**READING TEXT**

>>>>>

It gives us the impression that if we don’t look like we’re at a photoshoot while we workout, well, we must suck at life.
But here’s the thing…
It’s all bulls**t.
When I train, I do not look perfect.
I look like Rocky Balboa when he’s 5 rounds in against the big Russian killing machine.
Sweat pourin’ outta me… Givin’ it everything I’ve got… Ain’t nothing sexy about it.
The standards people hold themselves to via Instagram are not only unrealistic, they’re fake as f**k.
You don’t see the un-edited photos, or the 25 un-used takes of the same pic, so please do not compare yourself to somebody else’s “highlight reel”.
Instagram user Sarah Puto did a great job of demonstrating just how fake social media is, by taking these shots mere moments apart to illustrate the point:
2. The Terrible Fitness Advice
This is the bit I was really looking forward to writing.
Where do we start?
The trainers who deem themselves so pretty they don’t need to worry about menial things like, ugh, qualifications?
The reality TV stars who pick up sponsorship deals and then immediately start handing out crazy dieting advice to their loyal followers?
(Yes, you read that correctly – she can eat whatever she wants, because she dropped a pill beforehand.)
Or maybe the “Influencers” who just flat-out tell their followers they don’t even need to workout to see great results?

<<<<<

(Data records)
>>>>>

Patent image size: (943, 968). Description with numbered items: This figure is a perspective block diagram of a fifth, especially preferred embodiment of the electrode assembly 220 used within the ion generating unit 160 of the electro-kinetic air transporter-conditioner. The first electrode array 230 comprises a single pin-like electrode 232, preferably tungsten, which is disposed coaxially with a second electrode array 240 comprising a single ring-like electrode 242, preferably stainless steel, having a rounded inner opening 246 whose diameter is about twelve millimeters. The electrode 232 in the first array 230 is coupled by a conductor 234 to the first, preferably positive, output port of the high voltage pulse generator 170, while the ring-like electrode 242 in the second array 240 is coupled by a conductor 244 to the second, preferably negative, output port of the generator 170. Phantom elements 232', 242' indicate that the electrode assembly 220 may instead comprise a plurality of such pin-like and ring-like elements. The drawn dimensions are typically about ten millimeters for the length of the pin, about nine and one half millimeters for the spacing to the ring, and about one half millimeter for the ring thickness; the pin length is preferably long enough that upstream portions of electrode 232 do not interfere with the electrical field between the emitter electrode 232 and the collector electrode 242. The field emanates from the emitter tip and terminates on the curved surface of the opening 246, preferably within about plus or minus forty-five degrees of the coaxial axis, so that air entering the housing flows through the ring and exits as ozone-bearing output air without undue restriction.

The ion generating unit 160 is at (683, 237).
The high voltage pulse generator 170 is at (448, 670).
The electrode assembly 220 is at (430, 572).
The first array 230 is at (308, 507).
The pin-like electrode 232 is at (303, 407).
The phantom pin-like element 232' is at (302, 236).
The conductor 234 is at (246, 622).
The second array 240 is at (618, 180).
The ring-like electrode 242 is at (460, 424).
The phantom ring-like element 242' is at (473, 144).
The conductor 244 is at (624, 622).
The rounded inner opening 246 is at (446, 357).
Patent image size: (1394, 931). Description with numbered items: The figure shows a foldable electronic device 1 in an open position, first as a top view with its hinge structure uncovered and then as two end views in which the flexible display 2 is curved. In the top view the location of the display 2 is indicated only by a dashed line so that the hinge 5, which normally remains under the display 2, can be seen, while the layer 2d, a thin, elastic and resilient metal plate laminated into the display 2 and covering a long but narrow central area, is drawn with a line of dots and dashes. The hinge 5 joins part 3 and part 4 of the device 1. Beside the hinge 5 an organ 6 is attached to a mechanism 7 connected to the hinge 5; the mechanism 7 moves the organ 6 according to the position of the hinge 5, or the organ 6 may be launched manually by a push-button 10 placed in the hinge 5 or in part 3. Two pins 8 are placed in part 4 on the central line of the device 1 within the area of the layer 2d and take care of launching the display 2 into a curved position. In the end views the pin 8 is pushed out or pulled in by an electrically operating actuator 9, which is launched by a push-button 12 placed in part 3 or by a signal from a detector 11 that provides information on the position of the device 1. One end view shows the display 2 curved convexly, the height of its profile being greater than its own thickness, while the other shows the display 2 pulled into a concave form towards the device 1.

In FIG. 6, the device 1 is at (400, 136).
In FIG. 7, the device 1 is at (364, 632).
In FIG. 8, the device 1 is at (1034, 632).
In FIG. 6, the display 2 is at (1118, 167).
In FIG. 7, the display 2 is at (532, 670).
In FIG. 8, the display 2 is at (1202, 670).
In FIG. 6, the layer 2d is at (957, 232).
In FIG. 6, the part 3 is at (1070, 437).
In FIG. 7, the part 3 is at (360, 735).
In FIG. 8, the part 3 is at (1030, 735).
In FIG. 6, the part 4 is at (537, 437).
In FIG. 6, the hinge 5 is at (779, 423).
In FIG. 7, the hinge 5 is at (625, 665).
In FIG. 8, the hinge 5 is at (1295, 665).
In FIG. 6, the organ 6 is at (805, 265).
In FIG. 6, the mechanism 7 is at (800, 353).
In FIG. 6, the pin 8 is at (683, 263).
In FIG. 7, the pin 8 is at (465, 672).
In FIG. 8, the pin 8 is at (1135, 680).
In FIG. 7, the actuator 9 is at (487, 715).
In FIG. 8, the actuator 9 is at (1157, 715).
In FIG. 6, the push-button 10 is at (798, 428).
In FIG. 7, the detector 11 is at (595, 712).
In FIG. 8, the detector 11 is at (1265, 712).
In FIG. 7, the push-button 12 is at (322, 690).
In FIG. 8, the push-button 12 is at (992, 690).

<<<<<

**INSTRUCTION 1**
Reproduce the passage on Instagram fitness word for word, everything from "The trainers who" down to "see great results?".
**INSTRUCTION 2**
In the passage on Instagram fitness, whom does the writer say they look like when training?

**CORRECT ANSWER 1**
The trainers who deem themselves so pretty they don’t need to worry about menial things like, ugh, qualifications?
The reality TV stars who pick up sponsorship deals and then immediately start handing out crazy dieting advice to their loyal followers?
(Yes, you read that correctly – she can eat whatever she wants, because she dropped a pill beforehand.)
Or maybe the “Influencers” who just flat-out tell their followers they don’t even need to workout to see great results?

**CORRECT ANSWER 2**
Rocky Balboa when he's 5 rounds in against the big Russian killing machine.